# Data records:
# # # #

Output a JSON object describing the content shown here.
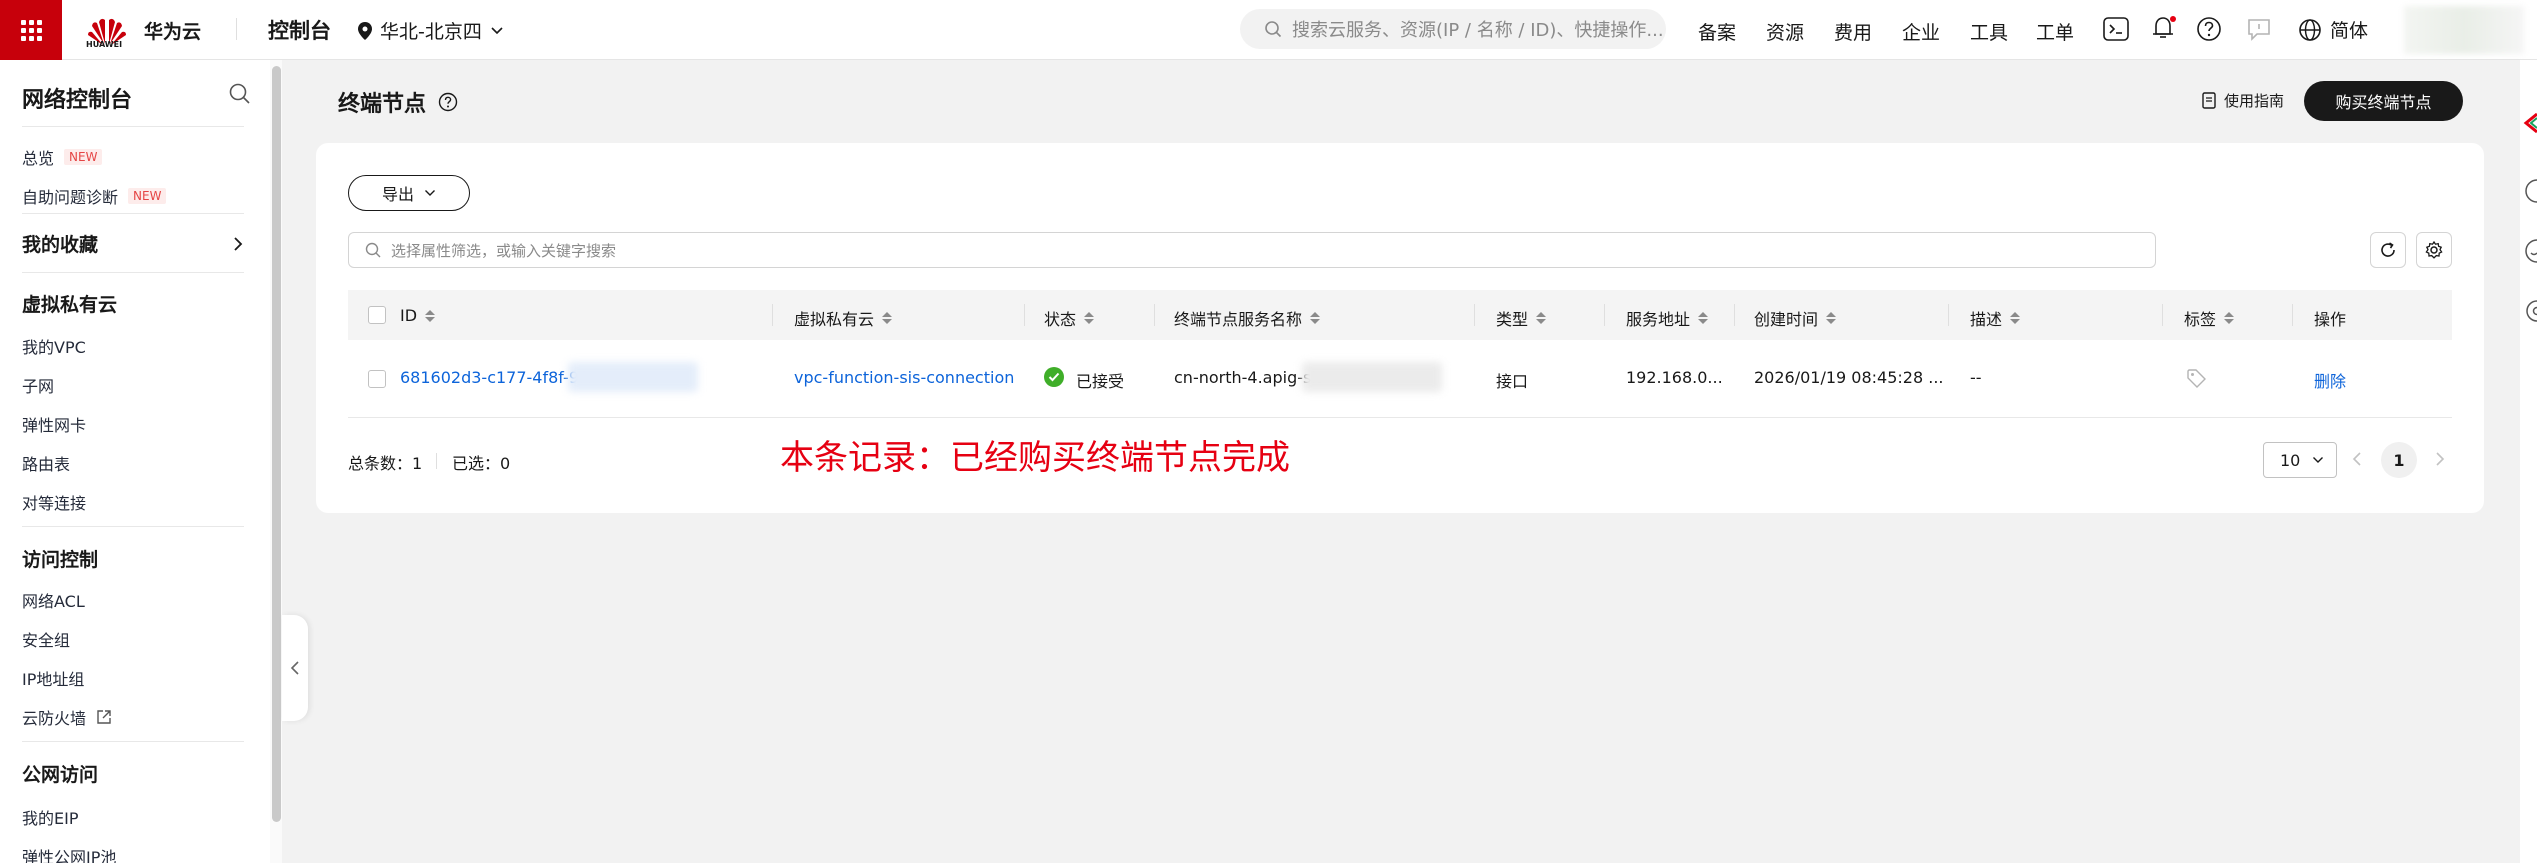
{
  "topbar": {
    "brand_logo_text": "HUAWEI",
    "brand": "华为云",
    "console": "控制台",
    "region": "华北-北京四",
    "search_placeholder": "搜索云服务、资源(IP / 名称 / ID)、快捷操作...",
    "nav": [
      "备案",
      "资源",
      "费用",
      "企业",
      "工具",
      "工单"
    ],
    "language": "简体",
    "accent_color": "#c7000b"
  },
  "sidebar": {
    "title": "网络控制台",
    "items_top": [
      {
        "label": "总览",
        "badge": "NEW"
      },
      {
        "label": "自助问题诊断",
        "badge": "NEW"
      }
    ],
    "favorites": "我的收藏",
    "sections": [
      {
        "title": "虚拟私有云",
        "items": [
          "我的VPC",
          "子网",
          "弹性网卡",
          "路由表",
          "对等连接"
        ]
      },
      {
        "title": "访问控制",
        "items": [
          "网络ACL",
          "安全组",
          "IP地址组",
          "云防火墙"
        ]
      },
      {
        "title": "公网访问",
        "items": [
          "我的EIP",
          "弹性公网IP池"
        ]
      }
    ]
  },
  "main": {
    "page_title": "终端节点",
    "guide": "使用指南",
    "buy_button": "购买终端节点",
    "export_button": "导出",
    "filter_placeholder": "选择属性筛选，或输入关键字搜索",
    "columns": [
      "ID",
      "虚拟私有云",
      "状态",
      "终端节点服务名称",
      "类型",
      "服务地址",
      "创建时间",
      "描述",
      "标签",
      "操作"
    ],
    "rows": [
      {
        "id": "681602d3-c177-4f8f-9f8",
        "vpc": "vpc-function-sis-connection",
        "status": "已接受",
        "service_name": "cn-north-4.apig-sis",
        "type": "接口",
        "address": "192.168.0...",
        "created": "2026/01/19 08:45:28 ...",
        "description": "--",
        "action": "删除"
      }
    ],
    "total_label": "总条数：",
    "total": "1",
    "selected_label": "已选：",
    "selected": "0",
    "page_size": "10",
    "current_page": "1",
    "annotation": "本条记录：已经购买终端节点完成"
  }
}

# # # #

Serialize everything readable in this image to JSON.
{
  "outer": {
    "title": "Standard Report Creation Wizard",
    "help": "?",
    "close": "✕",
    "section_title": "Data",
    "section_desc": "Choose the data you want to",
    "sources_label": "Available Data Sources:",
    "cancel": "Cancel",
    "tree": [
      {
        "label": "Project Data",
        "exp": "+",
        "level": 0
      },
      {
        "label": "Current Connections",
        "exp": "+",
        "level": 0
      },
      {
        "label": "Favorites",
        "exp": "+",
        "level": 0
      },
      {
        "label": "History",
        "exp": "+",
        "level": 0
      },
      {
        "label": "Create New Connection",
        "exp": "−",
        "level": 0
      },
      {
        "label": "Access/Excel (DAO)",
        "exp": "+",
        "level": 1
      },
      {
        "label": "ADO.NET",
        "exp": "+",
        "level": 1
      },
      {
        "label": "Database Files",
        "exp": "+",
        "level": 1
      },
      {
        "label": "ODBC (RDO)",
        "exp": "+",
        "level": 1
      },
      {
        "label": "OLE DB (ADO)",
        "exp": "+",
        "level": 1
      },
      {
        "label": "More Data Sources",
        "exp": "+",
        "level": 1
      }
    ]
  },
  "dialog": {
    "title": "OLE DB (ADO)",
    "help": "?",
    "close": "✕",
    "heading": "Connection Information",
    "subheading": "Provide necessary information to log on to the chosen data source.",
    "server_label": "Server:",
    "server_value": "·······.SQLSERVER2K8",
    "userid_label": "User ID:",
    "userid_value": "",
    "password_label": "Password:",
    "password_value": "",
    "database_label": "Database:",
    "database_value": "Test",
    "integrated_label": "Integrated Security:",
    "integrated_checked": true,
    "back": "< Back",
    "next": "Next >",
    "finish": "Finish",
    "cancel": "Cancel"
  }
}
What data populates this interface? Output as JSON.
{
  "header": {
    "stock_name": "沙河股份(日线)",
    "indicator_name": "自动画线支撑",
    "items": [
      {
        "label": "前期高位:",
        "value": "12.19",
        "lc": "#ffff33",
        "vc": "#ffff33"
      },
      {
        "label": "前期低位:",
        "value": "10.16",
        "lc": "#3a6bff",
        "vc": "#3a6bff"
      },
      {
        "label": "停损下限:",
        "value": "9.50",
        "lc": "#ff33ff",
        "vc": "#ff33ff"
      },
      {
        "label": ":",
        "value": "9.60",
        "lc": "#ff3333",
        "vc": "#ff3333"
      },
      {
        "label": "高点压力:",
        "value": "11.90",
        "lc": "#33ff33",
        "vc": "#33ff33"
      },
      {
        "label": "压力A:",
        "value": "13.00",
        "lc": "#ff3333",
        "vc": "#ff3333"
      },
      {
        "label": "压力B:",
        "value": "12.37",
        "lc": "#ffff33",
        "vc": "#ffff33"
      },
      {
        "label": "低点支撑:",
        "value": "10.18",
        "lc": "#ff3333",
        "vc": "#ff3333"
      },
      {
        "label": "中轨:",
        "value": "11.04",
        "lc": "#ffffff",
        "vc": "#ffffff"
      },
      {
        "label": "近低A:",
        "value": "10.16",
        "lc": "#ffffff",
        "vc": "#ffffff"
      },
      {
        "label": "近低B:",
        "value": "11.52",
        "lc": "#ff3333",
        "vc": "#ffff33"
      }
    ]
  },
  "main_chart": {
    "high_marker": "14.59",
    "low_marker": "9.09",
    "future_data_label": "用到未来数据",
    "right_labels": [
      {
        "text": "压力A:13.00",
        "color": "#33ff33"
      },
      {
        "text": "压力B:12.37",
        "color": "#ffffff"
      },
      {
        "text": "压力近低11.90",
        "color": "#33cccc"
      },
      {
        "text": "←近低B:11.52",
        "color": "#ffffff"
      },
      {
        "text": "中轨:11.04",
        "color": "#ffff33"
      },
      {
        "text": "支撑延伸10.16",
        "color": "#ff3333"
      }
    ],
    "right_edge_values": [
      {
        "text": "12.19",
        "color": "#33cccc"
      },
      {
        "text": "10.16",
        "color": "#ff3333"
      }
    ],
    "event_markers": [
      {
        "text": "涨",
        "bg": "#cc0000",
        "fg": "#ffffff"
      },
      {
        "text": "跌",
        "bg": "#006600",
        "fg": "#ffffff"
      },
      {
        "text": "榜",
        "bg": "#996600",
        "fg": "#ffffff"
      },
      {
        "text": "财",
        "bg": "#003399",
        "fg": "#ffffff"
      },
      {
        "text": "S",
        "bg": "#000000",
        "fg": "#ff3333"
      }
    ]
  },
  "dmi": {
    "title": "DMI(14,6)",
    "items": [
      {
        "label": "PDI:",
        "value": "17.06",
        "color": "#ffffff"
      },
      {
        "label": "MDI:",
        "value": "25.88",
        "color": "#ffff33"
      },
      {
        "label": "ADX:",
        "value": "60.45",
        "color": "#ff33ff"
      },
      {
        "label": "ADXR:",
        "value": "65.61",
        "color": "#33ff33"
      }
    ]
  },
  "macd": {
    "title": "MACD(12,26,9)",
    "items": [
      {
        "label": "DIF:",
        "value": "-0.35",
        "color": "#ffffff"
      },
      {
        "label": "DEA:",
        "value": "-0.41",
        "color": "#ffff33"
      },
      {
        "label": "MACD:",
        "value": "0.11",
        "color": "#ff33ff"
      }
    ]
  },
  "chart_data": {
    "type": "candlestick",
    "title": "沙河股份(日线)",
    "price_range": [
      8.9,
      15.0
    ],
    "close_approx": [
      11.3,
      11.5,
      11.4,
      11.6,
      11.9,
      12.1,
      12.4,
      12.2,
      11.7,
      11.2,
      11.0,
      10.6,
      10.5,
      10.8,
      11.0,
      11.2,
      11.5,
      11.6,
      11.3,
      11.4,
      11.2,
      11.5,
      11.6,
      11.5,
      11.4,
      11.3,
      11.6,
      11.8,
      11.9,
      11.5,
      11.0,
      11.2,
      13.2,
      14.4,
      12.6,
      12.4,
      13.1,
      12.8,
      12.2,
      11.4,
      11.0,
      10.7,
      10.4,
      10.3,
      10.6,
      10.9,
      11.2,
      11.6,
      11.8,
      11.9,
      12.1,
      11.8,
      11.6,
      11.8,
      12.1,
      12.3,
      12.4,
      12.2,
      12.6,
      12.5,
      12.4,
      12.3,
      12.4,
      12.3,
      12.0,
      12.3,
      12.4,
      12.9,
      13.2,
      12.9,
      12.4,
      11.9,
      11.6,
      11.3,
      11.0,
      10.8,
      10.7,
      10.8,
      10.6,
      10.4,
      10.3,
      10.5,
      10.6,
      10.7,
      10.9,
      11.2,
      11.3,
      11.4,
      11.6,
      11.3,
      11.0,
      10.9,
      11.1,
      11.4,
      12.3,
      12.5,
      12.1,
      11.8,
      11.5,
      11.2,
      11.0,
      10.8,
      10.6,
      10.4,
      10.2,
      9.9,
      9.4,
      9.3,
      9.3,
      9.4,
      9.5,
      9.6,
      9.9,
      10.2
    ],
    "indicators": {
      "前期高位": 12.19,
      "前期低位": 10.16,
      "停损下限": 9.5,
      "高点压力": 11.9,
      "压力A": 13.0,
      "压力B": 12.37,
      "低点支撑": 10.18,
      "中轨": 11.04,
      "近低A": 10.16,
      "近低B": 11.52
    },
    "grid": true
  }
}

# # # #

# Exercise objective:
Find every line in the records above that contains the word "JSON", and copy each one.

# Output below:
Output a JSON object describing the content shown here.
Serialize everything readable in this image to JSON.
What data populates this interface? Output as JSON.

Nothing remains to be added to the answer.